Entries from a dataset:
────
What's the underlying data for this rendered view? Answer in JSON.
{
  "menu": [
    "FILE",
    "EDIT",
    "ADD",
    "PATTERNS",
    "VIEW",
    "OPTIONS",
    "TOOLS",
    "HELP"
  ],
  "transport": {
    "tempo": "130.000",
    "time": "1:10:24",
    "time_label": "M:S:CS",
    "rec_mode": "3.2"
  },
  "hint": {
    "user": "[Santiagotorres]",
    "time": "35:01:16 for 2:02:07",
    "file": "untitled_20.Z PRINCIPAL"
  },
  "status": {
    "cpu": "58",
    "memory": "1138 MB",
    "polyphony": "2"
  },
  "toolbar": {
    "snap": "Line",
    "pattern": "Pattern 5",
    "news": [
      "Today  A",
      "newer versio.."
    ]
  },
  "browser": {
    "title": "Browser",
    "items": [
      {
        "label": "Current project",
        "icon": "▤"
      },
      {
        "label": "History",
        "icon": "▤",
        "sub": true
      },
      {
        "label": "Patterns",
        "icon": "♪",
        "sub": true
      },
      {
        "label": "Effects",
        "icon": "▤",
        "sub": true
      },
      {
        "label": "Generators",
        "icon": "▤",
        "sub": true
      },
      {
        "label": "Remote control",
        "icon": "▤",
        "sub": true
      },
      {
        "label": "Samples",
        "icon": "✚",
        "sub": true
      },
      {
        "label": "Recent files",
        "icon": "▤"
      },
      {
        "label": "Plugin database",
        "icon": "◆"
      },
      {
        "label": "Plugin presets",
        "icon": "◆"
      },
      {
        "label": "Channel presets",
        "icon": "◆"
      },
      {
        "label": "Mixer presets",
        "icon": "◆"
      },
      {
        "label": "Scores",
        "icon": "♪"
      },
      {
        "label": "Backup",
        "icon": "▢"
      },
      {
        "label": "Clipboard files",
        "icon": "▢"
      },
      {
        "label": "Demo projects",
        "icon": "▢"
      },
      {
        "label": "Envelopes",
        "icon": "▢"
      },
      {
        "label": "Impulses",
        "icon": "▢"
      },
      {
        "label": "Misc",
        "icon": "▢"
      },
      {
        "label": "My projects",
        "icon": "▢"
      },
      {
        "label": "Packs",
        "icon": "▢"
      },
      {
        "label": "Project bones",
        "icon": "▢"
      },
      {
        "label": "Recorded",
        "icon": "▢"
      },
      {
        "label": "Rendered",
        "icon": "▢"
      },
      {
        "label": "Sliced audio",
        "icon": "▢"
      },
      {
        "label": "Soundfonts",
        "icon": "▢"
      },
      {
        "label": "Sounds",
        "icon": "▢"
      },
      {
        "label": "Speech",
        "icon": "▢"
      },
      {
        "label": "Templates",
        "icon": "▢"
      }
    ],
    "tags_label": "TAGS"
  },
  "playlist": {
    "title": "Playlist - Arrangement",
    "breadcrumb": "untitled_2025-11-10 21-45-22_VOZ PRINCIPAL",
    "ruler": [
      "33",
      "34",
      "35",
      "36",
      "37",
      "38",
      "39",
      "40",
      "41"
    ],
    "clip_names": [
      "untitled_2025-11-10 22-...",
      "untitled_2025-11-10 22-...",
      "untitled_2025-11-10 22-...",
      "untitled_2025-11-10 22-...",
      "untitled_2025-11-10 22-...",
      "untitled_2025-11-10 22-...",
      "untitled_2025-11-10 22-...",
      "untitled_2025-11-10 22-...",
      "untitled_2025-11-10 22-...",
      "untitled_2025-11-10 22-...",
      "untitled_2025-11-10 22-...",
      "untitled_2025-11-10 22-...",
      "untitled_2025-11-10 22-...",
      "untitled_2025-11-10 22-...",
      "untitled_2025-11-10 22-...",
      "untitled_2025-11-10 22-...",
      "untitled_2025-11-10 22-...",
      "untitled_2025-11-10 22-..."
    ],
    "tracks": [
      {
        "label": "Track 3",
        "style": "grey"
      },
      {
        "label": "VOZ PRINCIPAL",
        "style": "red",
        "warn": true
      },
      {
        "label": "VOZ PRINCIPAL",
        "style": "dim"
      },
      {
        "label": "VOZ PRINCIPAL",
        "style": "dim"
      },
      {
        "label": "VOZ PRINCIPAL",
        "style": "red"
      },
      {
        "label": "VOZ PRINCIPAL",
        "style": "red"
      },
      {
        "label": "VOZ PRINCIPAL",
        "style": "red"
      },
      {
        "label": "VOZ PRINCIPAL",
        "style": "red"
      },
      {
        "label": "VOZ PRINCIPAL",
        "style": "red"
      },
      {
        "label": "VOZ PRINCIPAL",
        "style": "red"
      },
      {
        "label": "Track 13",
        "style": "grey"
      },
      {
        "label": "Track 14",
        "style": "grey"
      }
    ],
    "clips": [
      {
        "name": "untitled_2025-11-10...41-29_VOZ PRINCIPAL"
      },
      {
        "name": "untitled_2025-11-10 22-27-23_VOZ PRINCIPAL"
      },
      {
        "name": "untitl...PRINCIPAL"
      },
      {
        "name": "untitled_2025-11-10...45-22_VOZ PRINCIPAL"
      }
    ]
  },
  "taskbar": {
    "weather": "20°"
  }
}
────
* To be done *
Reproduce the full set of records precisely.

* Finished answer *
What's the underlying data for this rendered view? Answer in JSON.
{
  "menu": [
    "FILE",
    "EDIT",
    "ADD",
    "PATTERNS",
    "VIEW",
    "OPTIONS",
    "TOOLS",
    "HELP"
  ],
  "transport": {
    "tempo": "130.000",
    "time": "1:10:24",
    "time_label": "M:S:CS",
    "rec_mode": "3.2"
  },
  "hint": {
    "user": "[Santiagotorres]",
    "time": "35:01:16 for 2:02:07",
    "file": "untitled_20.Z PRINCIPAL"
  },
  "status": {
    "cpu": "58",
    "memory": "1138 MB",
    "polyphony": "2"
  },
  "toolbar": {
    "snap": "Line",
    "pattern": "Pattern 5",
    "news": [
      "Today  A",
      "newer versio.."
    ]
  },
  "browser": {
    "title": "Browser",
    "items": [
      {
        "label": "Current project",
        "icon": "▤"
      },
      {
        "label": "History",
        "icon": "▤",
        "sub": true
      },
      {
        "label": "Patterns",
        "icon": "♪",
        "sub": true
      },
      {
        "label": "Effects",
        "icon": "▤",
        "sub": true
      },
      {
        "label": "Generators",
        "icon": "▤",
        "sub": true
      },
      {
        "label": "Remote control",
        "icon": "▤",
        "sub": true
      },
      {
        "label": "Samples",
        "icon": "✚",
        "sub": true
      },
      {
        "label": "Recent files",
        "icon": "▤"
      },
      {
        "label": "Plugin database",
        "icon": "◆"
      },
      {
        "label": "Plugin presets",
        "icon": "◆"
      },
      {
        "label": "Channel presets",
        "icon": "◆"
      },
      {
        "label": "Mixer presets",
        "icon": "◆"
      },
      {
        "label": "Scores",
        "icon": "♪"
      },
      {
        "label": "Backup",
        "icon": "▢"
      },
      {
        "label": "Clipboard files",
        "icon": "▢"
      },
      {
        "label": "Demo projects",
        "icon": "▢"
      },
      {
        "label": "Envelopes",
        "icon": "▢"
      },
      {
        "label": "Impulses",
        "icon": "▢"
      },
      {
        "label": "Misc",
        "icon": "▢"
      },
      {
        "label": "My projects",
        "icon": "▢"
      },
      {
        "label": "Packs",
        "icon": "▢"
      },
      {
        "label": "Project bones",
        "icon": "▢"
      },
      {
        "label": "Recorded",
        "icon": "▢"
      },
      {
        "label": "Rendered",
        "icon": "▢"
      },
      {
        "label": "Sliced audio",
        "icon": "▢"
      },
      {
        "label": "Soundfonts",
        "icon": "▢"
      },
      {
        "label": "Sounds",
        "icon": "▢"
      },
      {
        "label": "Speech",
        "icon": "▢"
      },
      {
        "label": "Templates",
        "icon": "▢"
      }
    ],
    "tags_label": "TAGS"
  },
  "playlist": {
    "title": "Playlist - Arrangement",
    "breadcrumb": "untitled_2025-11-10 21-45-22_VOZ PRINCIPAL",
    "ruler": [
      "33",
      "34",
      "35",
      "36",
      "37",
      "38",
      "39",
      "40",
      "41"
    ],
    "clip_names": [
      "untitled_2025-11-10 22-...",
      "untitled_2025-11-10 22-...",
      "untitled_2025-11-10 22-...",
      "untitled_2025-11-10 22-...",
      "untitled_2025-11-10 22-...",
      "untitled_2025-11-10 22-...",
      "untitled_2025-11-10 22-...",
      "untitled_2025-11-10 22-...",
      "untitled_2025-11-10 22-...",
      "untitled_2025-11-10 22-...",
      "untitled_2025-11-10 22-...",
      "untitled_2025-11-10 22-...",
      "untitled_2025-11-10 22-...",
      "untitled_2025-11-10 22-...",
      "untitled_2025-11-10 22-...",
      "untitled_2025-11-10 22-...",
      "untitled_2025-11-10 22-...",
      "untitled_2025-11-10 22-..."
    ],
    "tracks": [
      {
        "label": "Track 3",
        "style": "grey"
      },
      {
        "label": "VOZ PRINCIPAL",
        "style": "red",
        "warn": true
      },
      {
        "label": "VOZ PRINCIPAL",
        "style": "dim"
      },
      {
        "label": "VOZ PRINCIPAL",
        "style": "dim"
      },
      {
        "label": "VOZ PRINCIPAL",
        "style": "red"
      },
      {
        "label": "VOZ PRINCIPAL",
        "style": "red"
      },
      {
        "label": "VOZ PRINCIPAL",
        "style": "red"
      },
      {
        "label": "VOZ PRINCIPAL",
        "style": "red"
      },
      {
        "label": "VOZ PRINCIPAL",
        "style": "red"
      },
      {
        "label": "VOZ PRINCIPAL",
        "style": "red"
      },
      {
        "label": "Track 13",
        "style": "grey"
      },
      {
        "label": "Track 14",
        "style": "grey"
      }
    ],
    "clips": [
      {
        "name": "untitled_2025-11-10...41-29_VOZ PRINCIPAL"
      },
      {
        "name": "untitled_2025-11-10 22-27-23_VOZ PRINCIPAL"
      },
      {
        "name": "untitl...PRINCIPAL"
      },
      {
        "name": "untitled_2025-11-10...45-22_VOZ PRINCIPAL"
      }
    ]
  },
  "taskbar": {
    "weather": "20°"
  }
}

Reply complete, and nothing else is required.